* Begin EXCERPTED DATA *

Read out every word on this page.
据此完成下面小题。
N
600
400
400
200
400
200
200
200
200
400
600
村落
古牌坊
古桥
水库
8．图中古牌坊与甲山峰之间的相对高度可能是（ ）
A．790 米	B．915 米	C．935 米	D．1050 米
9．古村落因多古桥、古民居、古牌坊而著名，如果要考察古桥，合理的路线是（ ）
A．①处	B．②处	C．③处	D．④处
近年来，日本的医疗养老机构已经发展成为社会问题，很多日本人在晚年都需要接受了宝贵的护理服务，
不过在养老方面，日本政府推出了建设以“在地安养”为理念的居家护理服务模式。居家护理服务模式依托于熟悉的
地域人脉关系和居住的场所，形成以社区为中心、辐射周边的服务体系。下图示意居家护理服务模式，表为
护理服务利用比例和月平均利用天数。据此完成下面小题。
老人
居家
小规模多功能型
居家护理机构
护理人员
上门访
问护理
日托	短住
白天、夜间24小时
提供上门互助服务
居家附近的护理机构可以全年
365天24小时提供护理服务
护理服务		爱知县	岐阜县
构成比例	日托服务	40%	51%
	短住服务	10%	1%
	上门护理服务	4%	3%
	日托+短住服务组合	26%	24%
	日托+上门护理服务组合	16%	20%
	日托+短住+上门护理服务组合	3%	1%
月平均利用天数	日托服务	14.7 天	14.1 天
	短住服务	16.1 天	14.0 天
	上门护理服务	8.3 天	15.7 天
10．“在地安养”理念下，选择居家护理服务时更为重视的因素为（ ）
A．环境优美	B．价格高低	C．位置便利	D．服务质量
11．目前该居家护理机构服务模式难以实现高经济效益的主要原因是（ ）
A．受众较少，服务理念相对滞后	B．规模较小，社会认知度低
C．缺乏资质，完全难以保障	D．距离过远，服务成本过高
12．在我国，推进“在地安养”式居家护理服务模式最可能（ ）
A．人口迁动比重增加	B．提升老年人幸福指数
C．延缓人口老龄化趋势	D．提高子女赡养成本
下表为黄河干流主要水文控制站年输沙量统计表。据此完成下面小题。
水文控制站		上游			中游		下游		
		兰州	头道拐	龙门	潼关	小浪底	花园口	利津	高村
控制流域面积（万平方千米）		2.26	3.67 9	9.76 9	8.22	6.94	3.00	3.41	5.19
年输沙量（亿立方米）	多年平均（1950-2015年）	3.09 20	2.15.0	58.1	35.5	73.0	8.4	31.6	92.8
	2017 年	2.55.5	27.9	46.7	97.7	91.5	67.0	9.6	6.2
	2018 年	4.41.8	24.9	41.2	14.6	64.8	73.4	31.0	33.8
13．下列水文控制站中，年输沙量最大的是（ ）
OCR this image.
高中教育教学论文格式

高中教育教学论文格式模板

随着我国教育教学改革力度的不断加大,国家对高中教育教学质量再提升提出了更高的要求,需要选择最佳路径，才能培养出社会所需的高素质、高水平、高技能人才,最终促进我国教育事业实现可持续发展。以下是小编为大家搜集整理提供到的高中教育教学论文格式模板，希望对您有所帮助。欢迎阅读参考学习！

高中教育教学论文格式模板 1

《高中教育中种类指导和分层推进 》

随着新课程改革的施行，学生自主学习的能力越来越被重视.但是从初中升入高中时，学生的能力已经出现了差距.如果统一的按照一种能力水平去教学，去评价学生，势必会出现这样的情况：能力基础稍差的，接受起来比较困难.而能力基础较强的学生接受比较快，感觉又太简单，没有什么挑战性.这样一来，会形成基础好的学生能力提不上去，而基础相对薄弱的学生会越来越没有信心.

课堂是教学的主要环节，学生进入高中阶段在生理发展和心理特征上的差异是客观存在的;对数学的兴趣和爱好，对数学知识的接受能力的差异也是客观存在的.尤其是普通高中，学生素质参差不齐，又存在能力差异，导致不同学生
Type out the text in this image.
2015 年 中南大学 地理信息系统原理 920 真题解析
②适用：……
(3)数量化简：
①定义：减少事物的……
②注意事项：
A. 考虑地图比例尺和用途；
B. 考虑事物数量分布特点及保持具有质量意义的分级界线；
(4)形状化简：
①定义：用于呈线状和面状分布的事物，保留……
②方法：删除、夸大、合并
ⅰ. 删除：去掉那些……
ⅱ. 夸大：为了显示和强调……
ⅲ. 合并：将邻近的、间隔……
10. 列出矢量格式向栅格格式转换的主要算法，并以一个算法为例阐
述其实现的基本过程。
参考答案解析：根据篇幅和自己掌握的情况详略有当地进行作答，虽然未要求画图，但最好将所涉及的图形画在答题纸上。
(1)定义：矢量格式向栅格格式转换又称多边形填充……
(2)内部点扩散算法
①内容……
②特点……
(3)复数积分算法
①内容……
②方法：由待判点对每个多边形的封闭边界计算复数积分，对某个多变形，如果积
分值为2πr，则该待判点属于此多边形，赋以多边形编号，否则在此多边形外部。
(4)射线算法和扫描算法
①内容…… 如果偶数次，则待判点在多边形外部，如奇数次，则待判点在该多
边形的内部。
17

* End EXCERPTED DATA *

TASK: Transcribe all of the entries without altering anything.

FULL RESPONSE:
Read out every word on this page.
据此完成下面小题。
N
600
400
400
200
400
200
200
200
200
400
600
村落
古牌坊
古桥
水库
8．图中古牌坊与甲山峰之间的相对高度可能是（ ）
A．790 米	B．915 米	C．935 米	D．1050 米
9．古村落因多古桥、古民居、古牌坊而著名，如果要考察古桥，合理的路线是（ ）
A．①处	B．②处	C．③处	D．④处
近年来，日本的医疗养老机构已经发展成为社会问题，很多日本人在晚年都需要接受了宝贵的护理服务，
不过在养老方面，日本政府推出了建设以“在地安养”为理念的居家护理服务模式。居家护理服务模式依托于熟悉的
地域人脉关系和居住的场所，形成以社区为中心、辐射周边的服务体系。下图示意居家护理服务模式，表为
护理服务利用比例和月平均利用天数。据此完成下面小题。
老人
居家
小规模多功能型
居家护理机构
护理人员
上门访
问护理
日托	短住
白天、夜间24小时
提供上门互助服务
居家附近的护理机构可以全年
365天24小时提供护理服务
护理服务		爱知县	岐阜县
构成比例	日托服务	40%	51%
	短住服务	10%	1%
	上门护理服务	4%	3%
	日托+短住服务组合	26%	24%
	日托+上门护理服务组合	16%	20%
	日托+短住+上门护理服务组合	3%	1%
月平均利用天数	日托服务	14.7 天	14.1 天
	短住服务	16.1 天	14.0 天
	上门护理服务	8.3 天	15.7 天
10．“在地安养”理念下，选择居家护理服务时更为重视的因素为（ ）
A．环境优美	B．价格高低	C．位置便利	D．服务质量
11．目前该居家护理机构服务模式难以实现高经济效益的主要原因是（ ）
A．受众较少，服务理念相对滞后	B．规模较小，社会认知度低
C．缺乏资质，完全难以保障	D．距离过远，服务成本过高
12．在我国，推进“在地安养”式居家护理服务模式最可能（ ）
A．人口迁动比重增加	B．提升老年人幸福指数
C．延缓人口老龄化趋势	D．提高子女赡养成本
下表为黄河干流主要水文控制站年输沙量统计表。据此完成下面小题。
水文控制站		上游			中游		下游		
		兰州	头道拐	龙门	潼关	小浪底	花园口	利津	高村
控制流域面积（万平方千米）		2.26	3.67 9	9.76 9	8.22	6.94	3.00	3.41	5.19
年输沙量（亿立方米）	多年平均（1950-2015年）	3.09 20	2.15.0	58.1	35.5	73.0	8.4	31.6	92.8
	2017 年	2.55.5	27.9	46.7	97.7	91.5	67.0	9.6	6.2
	2018 年	4.41.8	24.9	41.2	14.6	64.8	73.4	31.0	33.8
13．下列水文控制站中，年输沙量最大的是（ ）
OCR this image.
高中教育教学论文格式

高中教育教学论文格式模板

随着我国教育教学改革力度的不断加大,国家对高中教育教学质量再提升提出了更高的要求,需要选择最佳路径，才能培养出社会所需的高素质、高水平、高技能人才,最终促进我国教育事业实现可持续发展。以下是小编为大家搜集整理提供到的高中教育教学论文格式模板，希望对您有所帮助。欢迎阅读参考学习！

高中教育教学论文格式模板 1

《高中教育中种类指导和分层推进 》

随着新课程改革的施行，学生自主学习的能力越来越被重视.但是从初中升入高中时，学生的能力已经出现了差距.如果统一的按照一种能力水平去教学，去评价学生，势必会出现这样的情况：能力基础稍差的，接受起来比较困难.而能力基础较强的学生接受比较快，感觉又太简单，没有什么挑战性.这样一来，会形成基础好的学生能力提不上去，而基础相对薄弱的学生会越来越没有信心.

课堂是教学的主要环节，学生进入高中阶段在生理发展和心理特征上的差异是客观存在的;对数学的兴趣和爱好，对数学知识的接受能力的差异也是客观存在的.尤其是普通高中，学生素质参差不齐，又存在能力差异，导致不同学生
Type out the text in this image.
2015 年 中南大学 地理信息系统原理 920 真题解析
②适用：……
(3)数量化简：
①定义：减少事物的……
②注意事项：
A. 考虑地图比例尺和用途；
B. 考虑事物数量分布特点及保持具有质量意义的分级界线；
(4)形状化简：
①定义：用于呈线状和面状分布的事物，保留……
②方法：删除、夸大、合并
ⅰ. 删除：去掉那些……
ⅱ. 夸大：为了显示和强调……
ⅲ. 合并：将邻近的、间隔……
10. 列出矢量格式向栅格格式转换的主要算法，并以一个算法为例阐
述其实现的基本过程。
参考答案解析：根据篇幅和自己掌握的情况详略有当地进行作答，虽然未要求画图，但最好将所涉及的图形画在答题纸上。
(1)定义：矢量格式向栅格格式转换又称多边形填充……
(2)内部点扩散算法
①内容……
②特点……
(3)复数积分算法
①内容……
②方法：由待判点对每个多边形的封闭边界计算复数积分，对某个多变形，如果积
分值为2πr，则该待判点属于此多边形，赋以多边形编号，否则在此多边形外部。
(4)射线算法和扫描算法
①内容…… 如果偶数次，则待判点在多边形外部，如奇数次，则待判点在该多
边形的内部。
17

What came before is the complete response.